___ Data provided ___

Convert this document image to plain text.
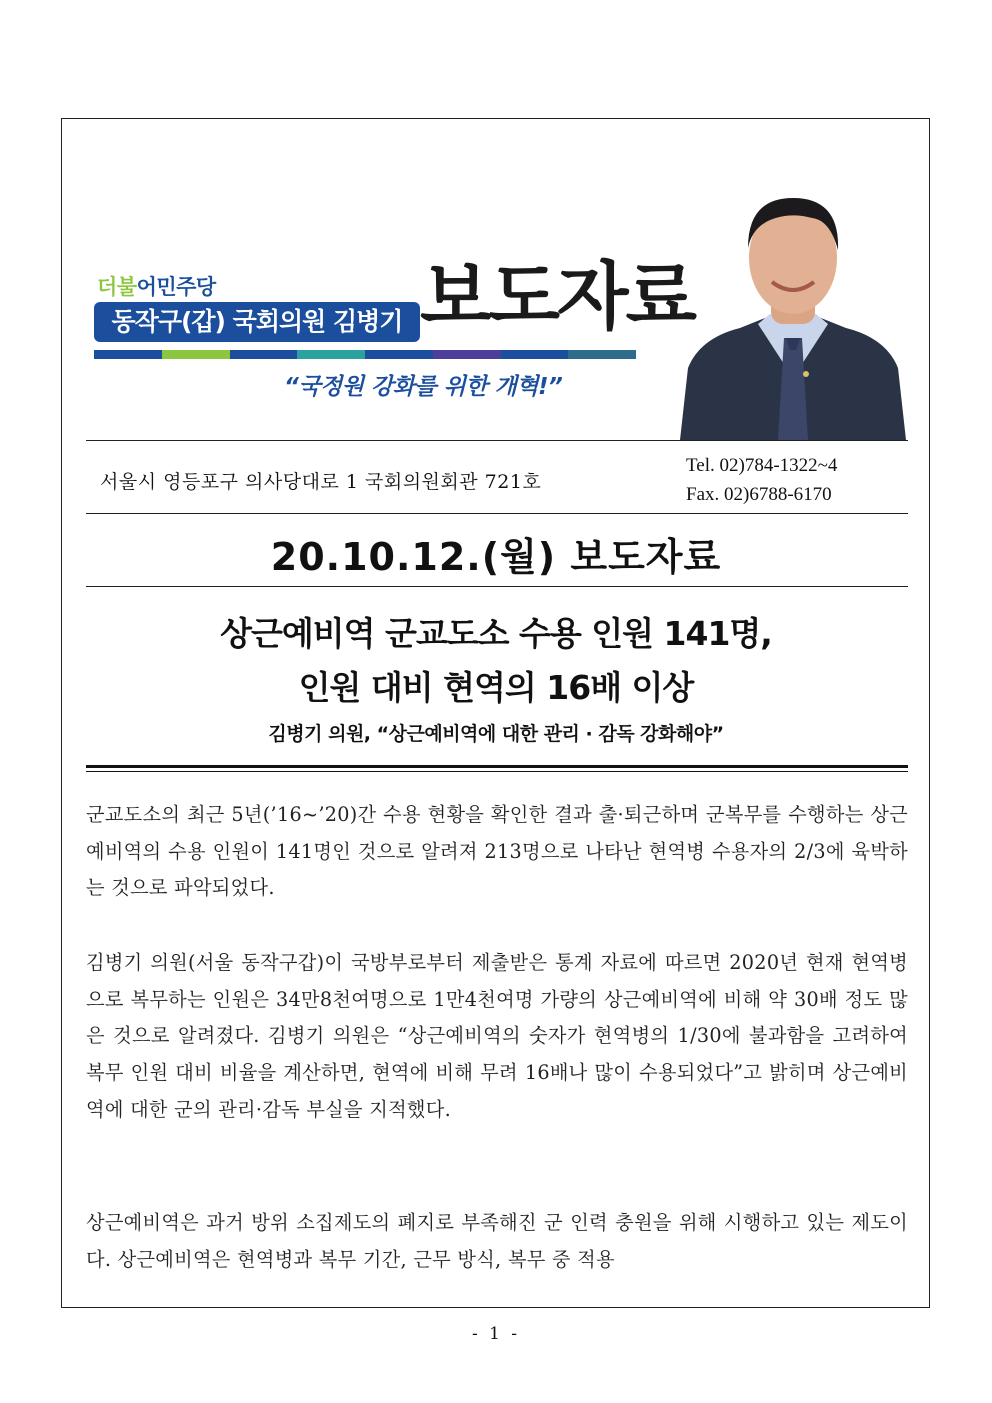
더불어민주당
동작구(갑) 국회의원 김병기 보도자료
“국정원 강화를 위한 개혁!”
서울시 영등포구 의사당대로 1 국회의원회관 721호
Tel. 02)784-1322~4
Fax. 02)6788-6170
20.10.12.(월) 보도자료
상근예비역 군교도소 수용 인원 141명,
인원 대비 현역의 16배 이상
김병기 의원, “상근예비역에 대한 관리 · 감독 강화해야”
군교도소의 최근 5년(’16~’20)간 수용 현황을 확인한 결과 출·퇴근하며 군복무를 수행하는 상근예비역의 수용 인원이 141명인 것으로 알려져 213명으로 나타난 현역병 수용자의 2/3에 육박하는 것으로 파악되었다.
김병기 의원(서울 동작구갑)이 국방부로부터 제출받은 통계 자료에 따르면 2020년 현재 현역병으로 복무하는 인원은 34만8천여명으로 1만4천여명 가량의 상근예비역에 비해 약 30배 정도 많은 것으로 알려졌다. 김병기 의원은 “상근예비역의 숫자가 현역병의 1/30에 불과함을 고려하여 복무 인원 대비 비율을 계산하면, 현역에 비해 무려 16배나 많이 수용되었다”고 밝히며 상근예비역에 대한 군의 관리·감독 부실을 지적했다.
상근예비역은 과거 방위 소집제도의 폐지로 부족해진 군 인력 충원을 위해 시행하고 있는 제도이다. 상근예비역은 현역병과 복무 기간, 근무 방식, 복무 중 적용
- 1 -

___

Which lines hold the word "상근예비역에"? Copy every one of them.

# Output below:
김병기 의원, “상근예비역에 대한 관리 · 감독 강화해야”
김병기 의원(서울 동작구갑)이 국방부로부터 제출받은 통계 자료에 따르면 2020년 현재 현역병으로 복무하는 인원은 34만8천여명으로 1만4천여명 가량의 상근예비역에 비해 약 30배 정도 많은 것으로 알려졌다. 김병기 의원은 “상근예비역의 숫자가 현역병의 1/30에 불과함을 고려하여 복무 인원 대비 비율을 계산하면, 현역에 비해 무려 16배나 많이 수용되었다”고 밝히며 상근예비역에 대한 군의 관리·감독 부실을 지적했다.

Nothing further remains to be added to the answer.